» **Task requirements**
Copy out all the lines in the records that include the word "מנהלים".

» **Entries**
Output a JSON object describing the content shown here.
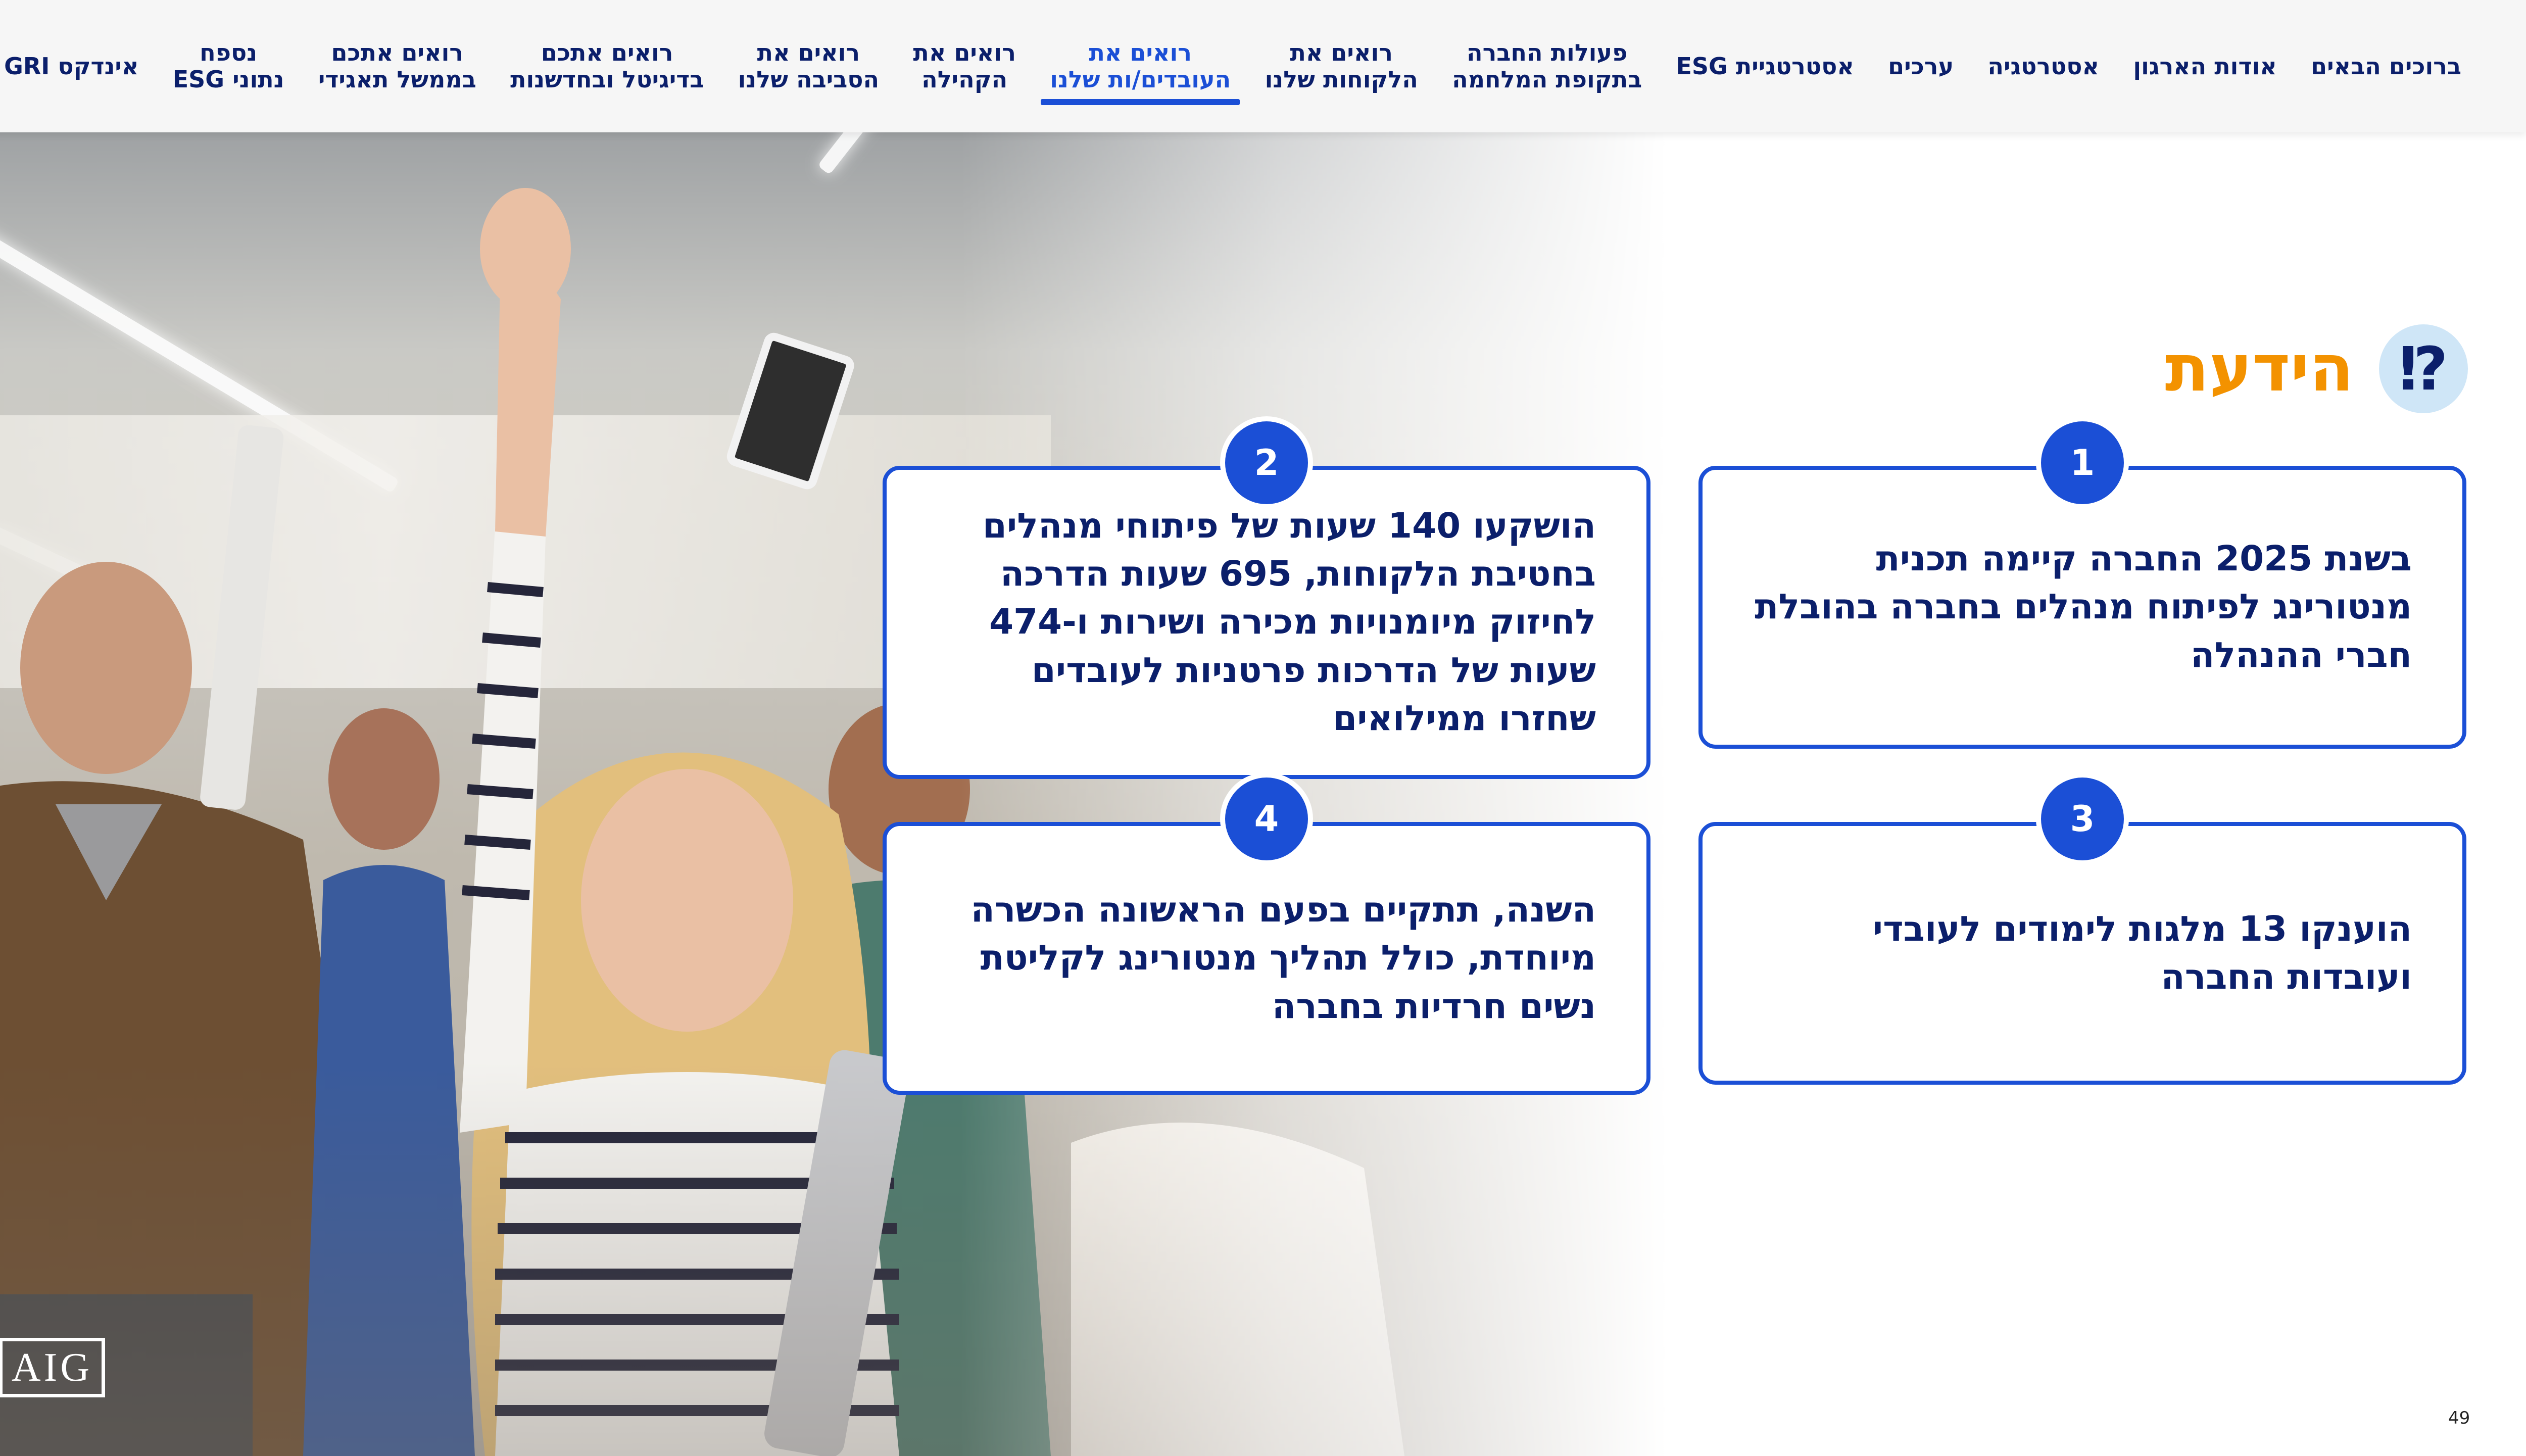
{
  "nav": {
    "items": [
      {
        "label": "ברוכים הבאים",
        "active": false
      },
      {
        "label": "אודות הארגון",
        "active": false
      },
      {
        "label": "אסטרטגיה",
        "active": false
      },
      {
        "label": "ערכים",
        "active": false
      },
      {
        "label": "אסטרטגיית ESG",
        "active": false
      },
      {
        "label": "פעולות החברה\nבתקופת המלחמה",
        "active": false
      },
      {
        "label": "רואים את\nהלקוחות שלנו",
        "active": false
      },
      {
        "label": "רואים את\nהעובדים/ות שלנו",
        "active": true
      },
      {
        "label": "רואים את\nהקהילה",
        "active": false
      },
      {
        "label": "רואים את\nהסביבה שלנו",
        "active": false
      },
      {
        "label": "רואים אתכם\nבדיגיטל ובחדשנות",
        "active": false
      },
      {
        "label": "רואים אתכם\nבממשל תאגידי",
        "active": false
      },
      {
        "label": "נספח\nנתוני ESG",
        "active": false
      },
      {
        "label": "אינדקס GRI",
        "active": false
      }
    ]
  },
  "section": {
    "icon_glyph": "⁉",
    "icon_name": "exclamation-question-icon",
    "title": "הידעת"
  },
  "facts": [
    {
      "number": "1",
      "text": "בשנת 2025 החברה קיימה תכנית מנטורינג לפיתוח מנהלים בחברה בהובלת חברי ההנהלה"
    },
    {
      "number": "2",
      "text": "הושקעו 140 שעות של פיתוחי מנהלים בחטיבת הלקוחות, 695 שעות הדרכה לחיזוק מיומנויות מכירה ושירות ו-474 שעות של הדרכות פרטניות לעובדים שחזרו ממילואים"
    },
    {
      "number": "3",
      "text": "הוענקו 13 מלגות לימודים לעובדי ועובדות החברה"
    },
    {
      "number": "4",
      "text": "השנה, תתקיים בפעם הראשונה הכשרה מיוחדת, כולל תהליך מנטורינג לקליטת נשים חרדיות בחברה"
    }
  ],
  "logo": {
    "text": "AIG"
  },
  "page_number": "49",
  "colors": {
    "navy": "#0b1f6b",
    "blue": "#1b4fd6",
    "orange": "#f39200"
  }
}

» **Exercise solution**
      "text": "בשנת 2025 החברה קיימה תכנית מנטורינג לפיתוח מנהלים בחברה בהובלת חברי ההנהלה"
      "text": "הושקעו 140 שעות של פיתוחי מנהלים בחטיבת הלקוחות, 695 שעות הדרכה לחיזוק מיומנויות מכירה ושירות ו-474 שעות של הדרכות פרטניות לעובדים שחזרו ממילואים"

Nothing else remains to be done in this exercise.